■ PROBLEM REQUIREMENTS:
Retype each entry below, keeping every character the same.

++++ RECORDS TO USE

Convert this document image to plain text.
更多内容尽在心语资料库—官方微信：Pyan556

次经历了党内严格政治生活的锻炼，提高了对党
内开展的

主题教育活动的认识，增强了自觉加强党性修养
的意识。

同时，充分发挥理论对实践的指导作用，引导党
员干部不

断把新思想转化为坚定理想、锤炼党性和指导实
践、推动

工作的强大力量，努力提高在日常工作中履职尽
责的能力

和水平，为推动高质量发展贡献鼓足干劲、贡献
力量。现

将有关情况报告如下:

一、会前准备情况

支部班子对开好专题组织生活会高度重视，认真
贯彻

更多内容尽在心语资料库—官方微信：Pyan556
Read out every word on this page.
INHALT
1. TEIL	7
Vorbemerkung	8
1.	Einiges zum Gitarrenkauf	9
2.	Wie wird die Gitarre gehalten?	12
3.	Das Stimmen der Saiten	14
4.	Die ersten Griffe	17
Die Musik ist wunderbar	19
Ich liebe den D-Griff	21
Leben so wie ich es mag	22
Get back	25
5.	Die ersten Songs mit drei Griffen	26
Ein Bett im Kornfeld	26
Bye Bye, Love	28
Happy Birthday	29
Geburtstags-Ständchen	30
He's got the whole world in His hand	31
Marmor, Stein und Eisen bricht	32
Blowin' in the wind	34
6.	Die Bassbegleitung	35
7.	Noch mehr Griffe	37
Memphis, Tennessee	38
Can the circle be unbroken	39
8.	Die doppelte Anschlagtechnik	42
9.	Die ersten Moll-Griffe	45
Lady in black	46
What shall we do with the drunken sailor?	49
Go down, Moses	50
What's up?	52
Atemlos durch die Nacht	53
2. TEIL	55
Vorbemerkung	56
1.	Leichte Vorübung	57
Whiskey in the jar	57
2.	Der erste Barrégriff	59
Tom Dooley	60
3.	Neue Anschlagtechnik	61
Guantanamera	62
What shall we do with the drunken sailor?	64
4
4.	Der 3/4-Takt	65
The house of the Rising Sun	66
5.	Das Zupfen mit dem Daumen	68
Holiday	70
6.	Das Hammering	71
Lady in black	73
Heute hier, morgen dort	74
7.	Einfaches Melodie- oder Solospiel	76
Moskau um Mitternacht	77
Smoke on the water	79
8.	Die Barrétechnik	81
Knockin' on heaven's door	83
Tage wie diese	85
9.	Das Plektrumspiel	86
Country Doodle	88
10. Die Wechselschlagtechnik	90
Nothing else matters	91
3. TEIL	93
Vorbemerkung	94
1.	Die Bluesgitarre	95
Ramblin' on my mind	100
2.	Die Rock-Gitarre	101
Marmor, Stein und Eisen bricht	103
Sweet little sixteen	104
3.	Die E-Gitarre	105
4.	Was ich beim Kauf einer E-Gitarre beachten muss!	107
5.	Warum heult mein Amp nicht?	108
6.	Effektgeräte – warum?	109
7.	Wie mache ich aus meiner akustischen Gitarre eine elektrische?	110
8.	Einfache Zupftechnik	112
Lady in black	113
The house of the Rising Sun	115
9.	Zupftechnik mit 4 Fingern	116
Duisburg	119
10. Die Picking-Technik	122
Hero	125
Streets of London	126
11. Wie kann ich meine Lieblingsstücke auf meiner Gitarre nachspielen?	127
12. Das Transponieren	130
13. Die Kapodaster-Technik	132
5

++++++++

■ IN RESPONSE:
Convert this document image to plain text.
更多内容尽在心语资料库—官方微信：Pyan556

次经历了党内严格政治生活的锻炼，提高了对党
内开展的

主题教育活动的认识，增强了自觉加强党性修养
的意识。

同时，充分发挥理论对实践的指导作用，引导党
员干部不

断把新思想转化为坚定理想、锤炼党性和指导实
践、推动

工作的强大力量，努力提高在日常工作中履职尽
责的能力

和水平，为推动高质量发展贡献鼓足干劲、贡献
力量。现

将有关情况报告如下:

一、会前准备情况

支部班子对开好专题组织生活会高度重视，认真
贯彻

更多内容尽在心语资料库—官方微信：Pyan556
Read out every word on this page.
INHALT
1. TEIL	7
Vorbemerkung	8
1.	Einiges zum Gitarrenkauf	9
2.	Wie wird die Gitarre gehalten?	12
3.	Das Stimmen der Saiten	14
4.	Die ersten Griffe	17
Die Musik ist wunderbar	19
Ich liebe den D-Griff	21
Leben so wie ich es mag	22
Get back	25
5.	Die ersten Songs mit drei Griffen	26
Ein Bett im Kornfeld	26
Bye Bye, Love	28
Happy Birthday	29
Geburtstags-Ständchen	30
He's got the whole world in His hand	31
Marmor, Stein und Eisen bricht	32
Blowin' in the wind	34
6.	Die Bassbegleitung	35
7.	Noch mehr Griffe	37
Memphis, Tennessee	38
Can the circle be unbroken	39
8.	Die doppelte Anschlagtechnik	42
9.	Die ersten Moll-Griffe	45
Lady in black	46
What shall we do with the drunken sailor?	49
Go down, Moses	50
What's up?	52
Atemlos durch die Nacht	53
2. TEIL	55
Vorbemerkung	56
1.	Leichte Vorübung	57
Whiskey in the jar	57
2.	Der erste Barrégriff	59
Tom Dooley	60
3.	Neue Anschlagtechnik	61
Guantanamera	62
What shall we do with the drunken sailor?	64
4
4.	Der 3/4-Takt	65
The house of the Rising Sun	66
5.	Das Zupfen mit dem Daumen	68
Holiday	70
6.	Das Hammering	71
Lady in black	73
Heute hier, morgen dort	74
7.	Einfaches Melodie- oder Solospiel	76
Moskau um Mitternacht	77
Smoke on the water	79
8.	Die Barrétechnik	81
Knockin' on heaven's door	83
Tage wie diese	85
9.	Das Plektrumspiel	86
Country Doodle	88
10. Die Wechselschlagtechnik	90
Nothing else matters	91
3. TEIL	93
Vorbemerkung	94
1.	Die Bluesgitarre	95
Ramblin' on my mind	100
2.	Die Rock-Gitarre	101
Marmor, Stein und Eisen bricht	103
Sweet little sixteen	104
3.	Die E-Gitarre	105
4.	Was ich beim Kauf einer E-Gitarre beachten muss!	107
5.	Warum heult mein Amp nicht?	108
6.	Effektgeräte – warum?	109
7.	Wie mache ich aus meiner akustischen Gitarre eine elektrische?	110
8.	Einfache Zupftechnik	112
Lady in black	113
The house of the Rising Sun	115
9.	Zupftechnik mit 4 Fingern	116
Duisburg	119
10. Die Picking-Technik	122
Hero	125
Streets of London	126
11. Wie kann ich meine Lieblingsstücke auf meiner Gitarre nachspielen?	127
12. Das Transponieren	130
13. Die Kapodaster-Technik	132
5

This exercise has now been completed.